§ **TRY IT**: In the listing below, locate the lines that hold the string "screenshot". Copy those lines.
--- START ---
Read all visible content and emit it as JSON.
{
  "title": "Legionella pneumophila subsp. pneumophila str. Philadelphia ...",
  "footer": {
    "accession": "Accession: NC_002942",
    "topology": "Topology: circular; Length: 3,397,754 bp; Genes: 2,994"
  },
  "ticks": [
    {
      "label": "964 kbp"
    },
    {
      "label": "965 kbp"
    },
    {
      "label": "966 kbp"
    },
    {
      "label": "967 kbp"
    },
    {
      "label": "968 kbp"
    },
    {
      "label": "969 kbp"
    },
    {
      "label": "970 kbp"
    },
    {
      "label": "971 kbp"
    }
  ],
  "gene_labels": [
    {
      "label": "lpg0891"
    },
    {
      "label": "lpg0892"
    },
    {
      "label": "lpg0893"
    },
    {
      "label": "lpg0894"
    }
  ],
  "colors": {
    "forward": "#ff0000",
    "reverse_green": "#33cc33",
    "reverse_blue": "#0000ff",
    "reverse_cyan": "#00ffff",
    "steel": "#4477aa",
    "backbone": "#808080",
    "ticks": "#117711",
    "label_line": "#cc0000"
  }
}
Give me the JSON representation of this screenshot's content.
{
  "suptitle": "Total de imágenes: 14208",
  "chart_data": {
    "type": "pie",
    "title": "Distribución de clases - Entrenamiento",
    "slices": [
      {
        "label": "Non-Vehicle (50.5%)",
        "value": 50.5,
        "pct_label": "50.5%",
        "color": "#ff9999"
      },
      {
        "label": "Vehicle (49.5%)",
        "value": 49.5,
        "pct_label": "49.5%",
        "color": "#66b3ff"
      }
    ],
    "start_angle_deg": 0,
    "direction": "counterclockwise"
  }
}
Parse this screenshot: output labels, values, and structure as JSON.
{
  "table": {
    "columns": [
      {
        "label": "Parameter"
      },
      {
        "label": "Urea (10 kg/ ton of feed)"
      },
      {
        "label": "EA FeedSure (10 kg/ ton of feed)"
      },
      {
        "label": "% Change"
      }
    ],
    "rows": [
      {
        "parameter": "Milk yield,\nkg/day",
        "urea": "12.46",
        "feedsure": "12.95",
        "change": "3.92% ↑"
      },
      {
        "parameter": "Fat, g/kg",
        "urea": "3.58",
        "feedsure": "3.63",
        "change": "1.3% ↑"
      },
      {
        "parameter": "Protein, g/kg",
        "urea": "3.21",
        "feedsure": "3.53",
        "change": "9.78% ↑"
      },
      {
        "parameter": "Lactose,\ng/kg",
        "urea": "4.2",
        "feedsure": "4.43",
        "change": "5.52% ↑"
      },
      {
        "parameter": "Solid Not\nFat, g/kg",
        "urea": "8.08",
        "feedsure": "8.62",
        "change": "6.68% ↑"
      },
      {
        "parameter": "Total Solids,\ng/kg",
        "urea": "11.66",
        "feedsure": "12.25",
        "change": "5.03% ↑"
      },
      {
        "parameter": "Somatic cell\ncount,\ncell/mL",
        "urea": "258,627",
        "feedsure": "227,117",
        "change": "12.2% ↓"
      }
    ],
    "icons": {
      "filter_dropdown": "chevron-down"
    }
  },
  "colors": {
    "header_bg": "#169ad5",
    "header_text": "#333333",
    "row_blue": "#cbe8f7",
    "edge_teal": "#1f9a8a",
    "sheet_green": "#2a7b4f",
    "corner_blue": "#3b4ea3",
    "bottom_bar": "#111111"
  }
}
--- END ---
§ **TASK RESULT**:
Give me the JSON representation of this screenshot's content.
Parse this screenshot: output labels, values, and structure as JSON.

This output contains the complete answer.